### Instructions for the task
Gather all lines in the records below that include the word "sprint".

### Data supplied
╭──
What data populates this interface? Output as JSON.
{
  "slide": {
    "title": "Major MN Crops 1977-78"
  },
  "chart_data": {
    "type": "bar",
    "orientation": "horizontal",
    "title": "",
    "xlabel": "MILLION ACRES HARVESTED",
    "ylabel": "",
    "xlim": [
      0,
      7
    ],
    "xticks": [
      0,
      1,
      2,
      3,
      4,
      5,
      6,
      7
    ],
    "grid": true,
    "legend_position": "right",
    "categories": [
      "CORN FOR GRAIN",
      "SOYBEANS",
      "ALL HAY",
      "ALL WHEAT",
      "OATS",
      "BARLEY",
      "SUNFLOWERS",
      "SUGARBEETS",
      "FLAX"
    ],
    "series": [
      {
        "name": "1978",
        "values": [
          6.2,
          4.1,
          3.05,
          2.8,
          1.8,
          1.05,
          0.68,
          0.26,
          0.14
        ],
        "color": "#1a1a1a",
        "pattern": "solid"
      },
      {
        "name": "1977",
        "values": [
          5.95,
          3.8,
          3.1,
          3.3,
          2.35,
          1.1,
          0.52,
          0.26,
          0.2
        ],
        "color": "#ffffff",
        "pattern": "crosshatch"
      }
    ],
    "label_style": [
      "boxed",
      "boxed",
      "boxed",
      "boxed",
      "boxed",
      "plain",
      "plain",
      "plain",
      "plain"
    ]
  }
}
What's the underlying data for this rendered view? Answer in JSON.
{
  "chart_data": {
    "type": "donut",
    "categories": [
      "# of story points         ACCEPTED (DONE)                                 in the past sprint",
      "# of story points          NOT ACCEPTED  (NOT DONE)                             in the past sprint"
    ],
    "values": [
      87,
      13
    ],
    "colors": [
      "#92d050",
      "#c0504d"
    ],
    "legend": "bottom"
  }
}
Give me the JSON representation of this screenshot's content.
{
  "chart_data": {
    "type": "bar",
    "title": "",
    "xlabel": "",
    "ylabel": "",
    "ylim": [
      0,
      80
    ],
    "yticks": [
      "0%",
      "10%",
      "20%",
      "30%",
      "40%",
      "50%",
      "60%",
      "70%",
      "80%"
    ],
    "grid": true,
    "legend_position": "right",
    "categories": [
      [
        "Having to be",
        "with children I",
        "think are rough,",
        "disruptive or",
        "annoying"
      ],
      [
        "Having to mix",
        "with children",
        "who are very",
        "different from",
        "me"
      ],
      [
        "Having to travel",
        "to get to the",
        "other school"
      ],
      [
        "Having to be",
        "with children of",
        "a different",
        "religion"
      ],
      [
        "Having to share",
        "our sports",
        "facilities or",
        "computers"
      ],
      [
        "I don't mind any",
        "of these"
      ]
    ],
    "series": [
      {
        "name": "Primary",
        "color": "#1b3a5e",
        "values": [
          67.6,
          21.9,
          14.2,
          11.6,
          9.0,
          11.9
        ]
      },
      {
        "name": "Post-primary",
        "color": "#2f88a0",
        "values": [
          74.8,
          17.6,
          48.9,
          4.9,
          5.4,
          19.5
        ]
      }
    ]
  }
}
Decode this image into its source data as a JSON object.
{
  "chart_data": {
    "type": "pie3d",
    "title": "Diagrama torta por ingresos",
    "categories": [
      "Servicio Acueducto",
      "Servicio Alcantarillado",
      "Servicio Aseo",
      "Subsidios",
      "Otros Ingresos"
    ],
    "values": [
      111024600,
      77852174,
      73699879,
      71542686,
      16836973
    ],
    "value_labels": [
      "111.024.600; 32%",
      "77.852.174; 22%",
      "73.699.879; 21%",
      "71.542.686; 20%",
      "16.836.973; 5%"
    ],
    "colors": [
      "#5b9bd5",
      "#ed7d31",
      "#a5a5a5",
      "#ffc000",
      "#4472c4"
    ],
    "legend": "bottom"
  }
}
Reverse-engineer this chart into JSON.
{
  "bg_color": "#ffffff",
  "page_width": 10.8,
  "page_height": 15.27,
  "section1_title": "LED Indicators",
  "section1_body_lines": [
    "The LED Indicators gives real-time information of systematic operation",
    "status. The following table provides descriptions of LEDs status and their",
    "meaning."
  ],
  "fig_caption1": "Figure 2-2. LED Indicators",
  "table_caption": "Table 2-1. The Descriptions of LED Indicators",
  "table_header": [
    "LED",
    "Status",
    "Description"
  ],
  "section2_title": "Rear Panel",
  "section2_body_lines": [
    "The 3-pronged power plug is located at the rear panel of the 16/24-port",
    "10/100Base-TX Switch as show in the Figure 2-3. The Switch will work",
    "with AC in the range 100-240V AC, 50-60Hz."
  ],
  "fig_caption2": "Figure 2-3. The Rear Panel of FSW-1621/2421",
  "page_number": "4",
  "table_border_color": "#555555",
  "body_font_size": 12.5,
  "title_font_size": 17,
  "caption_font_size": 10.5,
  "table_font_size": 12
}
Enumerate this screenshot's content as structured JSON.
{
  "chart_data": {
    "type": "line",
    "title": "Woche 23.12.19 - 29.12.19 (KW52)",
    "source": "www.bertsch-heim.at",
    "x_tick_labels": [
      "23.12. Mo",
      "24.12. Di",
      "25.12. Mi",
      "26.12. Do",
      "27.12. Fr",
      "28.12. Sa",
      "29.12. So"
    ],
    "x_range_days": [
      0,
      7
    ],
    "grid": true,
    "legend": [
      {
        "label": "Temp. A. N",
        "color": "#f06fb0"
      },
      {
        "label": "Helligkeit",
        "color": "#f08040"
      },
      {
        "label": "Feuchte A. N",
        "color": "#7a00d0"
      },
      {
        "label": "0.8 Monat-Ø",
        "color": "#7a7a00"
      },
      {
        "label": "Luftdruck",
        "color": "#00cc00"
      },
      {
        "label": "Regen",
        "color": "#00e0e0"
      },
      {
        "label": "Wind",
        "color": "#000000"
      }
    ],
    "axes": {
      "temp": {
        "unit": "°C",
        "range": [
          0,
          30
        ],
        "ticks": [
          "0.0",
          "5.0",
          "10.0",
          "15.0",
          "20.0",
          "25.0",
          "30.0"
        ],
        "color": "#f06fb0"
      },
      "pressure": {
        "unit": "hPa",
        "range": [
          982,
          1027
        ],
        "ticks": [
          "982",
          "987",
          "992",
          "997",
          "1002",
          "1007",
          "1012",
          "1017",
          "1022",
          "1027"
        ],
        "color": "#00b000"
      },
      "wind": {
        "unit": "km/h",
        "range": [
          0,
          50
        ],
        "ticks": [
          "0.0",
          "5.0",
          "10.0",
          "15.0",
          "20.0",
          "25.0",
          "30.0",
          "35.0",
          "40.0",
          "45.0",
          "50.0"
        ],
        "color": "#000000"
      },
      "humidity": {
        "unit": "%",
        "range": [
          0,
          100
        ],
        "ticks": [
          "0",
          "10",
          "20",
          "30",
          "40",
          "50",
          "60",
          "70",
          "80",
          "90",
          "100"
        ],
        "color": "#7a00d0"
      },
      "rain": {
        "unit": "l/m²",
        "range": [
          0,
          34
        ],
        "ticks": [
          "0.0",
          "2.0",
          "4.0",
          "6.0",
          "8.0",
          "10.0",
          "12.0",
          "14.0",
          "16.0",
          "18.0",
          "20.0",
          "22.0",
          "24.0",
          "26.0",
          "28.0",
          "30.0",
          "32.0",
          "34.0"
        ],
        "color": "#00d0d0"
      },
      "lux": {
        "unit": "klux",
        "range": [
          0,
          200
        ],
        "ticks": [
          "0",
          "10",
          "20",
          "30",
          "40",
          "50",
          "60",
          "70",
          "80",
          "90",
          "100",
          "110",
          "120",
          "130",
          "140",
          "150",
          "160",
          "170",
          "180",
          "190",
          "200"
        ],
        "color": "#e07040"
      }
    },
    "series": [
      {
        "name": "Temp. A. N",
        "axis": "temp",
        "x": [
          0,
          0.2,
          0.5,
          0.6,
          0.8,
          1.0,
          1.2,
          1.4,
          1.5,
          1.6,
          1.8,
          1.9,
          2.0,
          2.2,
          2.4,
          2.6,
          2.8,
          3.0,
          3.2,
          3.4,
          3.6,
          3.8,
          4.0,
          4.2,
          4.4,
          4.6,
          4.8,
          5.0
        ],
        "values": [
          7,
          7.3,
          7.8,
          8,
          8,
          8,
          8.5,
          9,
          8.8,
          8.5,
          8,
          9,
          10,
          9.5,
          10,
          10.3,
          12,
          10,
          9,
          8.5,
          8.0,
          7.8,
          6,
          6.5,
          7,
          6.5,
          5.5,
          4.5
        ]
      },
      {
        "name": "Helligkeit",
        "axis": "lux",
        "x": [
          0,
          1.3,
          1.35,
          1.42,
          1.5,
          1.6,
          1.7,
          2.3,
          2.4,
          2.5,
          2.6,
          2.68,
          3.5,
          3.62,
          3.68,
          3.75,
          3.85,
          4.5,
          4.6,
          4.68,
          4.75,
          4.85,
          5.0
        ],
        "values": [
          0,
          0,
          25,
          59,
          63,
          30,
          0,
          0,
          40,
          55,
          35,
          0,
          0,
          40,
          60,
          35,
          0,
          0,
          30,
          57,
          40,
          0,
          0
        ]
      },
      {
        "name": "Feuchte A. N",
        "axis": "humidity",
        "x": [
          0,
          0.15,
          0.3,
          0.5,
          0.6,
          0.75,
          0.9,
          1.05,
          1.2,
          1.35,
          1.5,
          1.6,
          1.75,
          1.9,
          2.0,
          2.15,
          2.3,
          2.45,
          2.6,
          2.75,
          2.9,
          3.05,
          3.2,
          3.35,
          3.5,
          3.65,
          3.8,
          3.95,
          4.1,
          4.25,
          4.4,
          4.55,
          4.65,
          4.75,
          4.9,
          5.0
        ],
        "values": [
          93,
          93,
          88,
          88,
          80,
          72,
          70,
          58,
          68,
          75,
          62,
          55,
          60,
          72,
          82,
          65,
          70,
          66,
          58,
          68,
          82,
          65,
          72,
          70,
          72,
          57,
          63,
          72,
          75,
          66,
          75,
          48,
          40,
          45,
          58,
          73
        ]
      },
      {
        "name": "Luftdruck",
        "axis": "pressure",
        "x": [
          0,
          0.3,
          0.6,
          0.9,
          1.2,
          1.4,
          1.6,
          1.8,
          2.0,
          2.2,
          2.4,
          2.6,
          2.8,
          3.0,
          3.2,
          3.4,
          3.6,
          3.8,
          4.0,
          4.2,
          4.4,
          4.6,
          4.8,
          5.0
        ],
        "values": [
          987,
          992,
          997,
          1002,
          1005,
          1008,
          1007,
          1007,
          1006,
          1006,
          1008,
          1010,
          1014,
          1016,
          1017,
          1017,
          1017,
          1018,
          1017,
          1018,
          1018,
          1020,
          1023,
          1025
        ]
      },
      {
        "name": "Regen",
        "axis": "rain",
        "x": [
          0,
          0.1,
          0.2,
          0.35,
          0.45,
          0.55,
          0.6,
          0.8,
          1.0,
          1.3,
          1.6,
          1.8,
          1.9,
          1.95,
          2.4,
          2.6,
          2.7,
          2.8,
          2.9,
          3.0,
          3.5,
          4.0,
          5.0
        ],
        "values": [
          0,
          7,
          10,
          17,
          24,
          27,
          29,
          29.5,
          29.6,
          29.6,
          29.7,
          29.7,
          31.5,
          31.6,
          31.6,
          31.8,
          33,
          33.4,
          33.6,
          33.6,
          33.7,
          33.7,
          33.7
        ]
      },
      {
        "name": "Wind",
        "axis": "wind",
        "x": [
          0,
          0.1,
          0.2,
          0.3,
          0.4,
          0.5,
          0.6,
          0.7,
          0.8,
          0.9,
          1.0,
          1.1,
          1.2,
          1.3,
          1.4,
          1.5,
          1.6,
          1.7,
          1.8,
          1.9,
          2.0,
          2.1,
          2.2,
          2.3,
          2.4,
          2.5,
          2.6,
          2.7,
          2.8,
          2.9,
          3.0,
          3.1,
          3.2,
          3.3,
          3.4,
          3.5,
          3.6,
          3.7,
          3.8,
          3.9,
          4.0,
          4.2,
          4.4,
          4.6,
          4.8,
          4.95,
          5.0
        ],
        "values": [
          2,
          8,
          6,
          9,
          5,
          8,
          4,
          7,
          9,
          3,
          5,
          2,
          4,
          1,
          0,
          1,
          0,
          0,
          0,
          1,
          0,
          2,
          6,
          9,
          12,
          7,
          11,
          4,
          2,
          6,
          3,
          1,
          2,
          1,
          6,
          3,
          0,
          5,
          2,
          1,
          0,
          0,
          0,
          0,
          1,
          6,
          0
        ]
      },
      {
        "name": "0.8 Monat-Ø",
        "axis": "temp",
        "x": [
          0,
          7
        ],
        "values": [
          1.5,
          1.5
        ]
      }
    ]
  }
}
╰──
### Reply
      "# of story points         ACCEPTED (DONE)                                 in the past sprint",
      "# of story points          NOT ACCEPTED  (NOT DONE)                             in the past sprint"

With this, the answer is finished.